Objective: Output each line exactly as it appears, skipping any embedded picture.

Records for processing:
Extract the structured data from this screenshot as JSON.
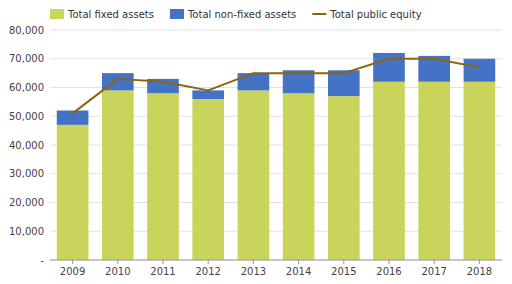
{
  "chart_data": {
    "type": "bar",
    "stacked": true,
    "grid": true,
    "legend": "top",
    "categories": [
      "2009",
      "2010",
      "2011",
      "2012",
      "2013",
      "2014",
      "2015",
      "2016",
      "2017",
      "2018"
    ],
    "series": [
      {
        "name": "Total fixed assets",
        "color": "#c8d45a",
        "type": "bar",
        "values": [
          47000,
          59000,
          58000,
          56000,
          59000,
          58000,
          57000,
          62000,
          62000,
          62000
        ]
      },
      {
        "name": "Total non-fixed assets",
        "color": "#4472c4",
        "type": "bar",
        "values": [
          5000,
          6000,
          5000,
          3000,
          6000,
          8000,
          9000,
          10000,
          9000,
          8000
        ]
      },
      {
        "name": "Total public equity",
        "color": "#8b6508",
        "type": "line",
        "values": [
          51000,
          63000,
          62000,
          59000,
          65000,
          65000,
          65000,
          70000,
          70000,
          67000
        ]
      }
    ],
    "ylim": [
      0,
      80000
    ],
    "yticks": [
      {
        "value": 0,
        "label": "-"
      },
      {
        "value": 10000,
        "label": "10,000"
      },
      {
        "value": 20000,
        "label": "20,000"
      },
      {
        "value": 30000,
        "label": "30,000"
      },
      {
        "value": 40000,
        "label": "40,000"
      },
      {
        "value": 50000,
        "label": "50,000"
      },
      {
        "value": 60000,
        "label": "60,000"
      },
      {
        "value": 70000,
        "label": "70,000"
      },
      {
        "value": 80000,
        "label": "80,000"
      }
    ]
  }
}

Result below:
Extract the structured data from this screenshot as JSON.
{
  "chart_data": {
    "type": "bar",
    "stacked": true,
    "grid": true,
    "legend": "top",
    "categories": [
      "2009",
      "2010",
      "2011",
      "2012",
      "2013",
      "2014",
      "2015",
      "2016",
      "2017",
      "2018"
    ],
    "series": [
      {
        "name": "Total fixed assets",
        "color": "#c8d45a",
        "type": "bar",
        "values": [
          47000,
          59000,
          58000,
          56000,
          59000,
          58000,
          57000,
          62000,
          62000,
          62000
        ]
      },
      {
        "name": "Total non-fixed assets",
        "color": "#4472c4",
        "type": "bar",
        "values": [
          5000,
          6000,
          5000,
          3000,
          6000,
          8000,
          9000,
          10000,
          9000,
          8000
        ]
      },
      {
        "name": "Total public equity",
        "color": "#8b6508",
        "type": "line",
        "values": [
          51000,
          63000,
          62000,
          59000,
          65000,
          65000,
          65000,
          70000,
          70000,
          67000
        ]
      }
    ],
    "ylim": [
      0,
      80000
    ],
    "yticks": [
      {
        "value": 0,
        "label": "-"
      },
      {
        "value": 10000,
        "label": "10,000"
      },
      {
        "value": 20000,
        "label": "20,000"
      },
      {
        "value": 30000,
        "label": "30,000"
      },
      {
        "value": 40000,
        "label": "40,000"
      },
      {
        "value": 50000,
        "label": "50,000"
      },
      {
        "value": 60000,
        "label": "60,000"
      },
      {
        "value": 70000,
        "label": "70,000"
      },
      {
        "value": 80000,
        "label": "80,000"
      }
    ]
  }
}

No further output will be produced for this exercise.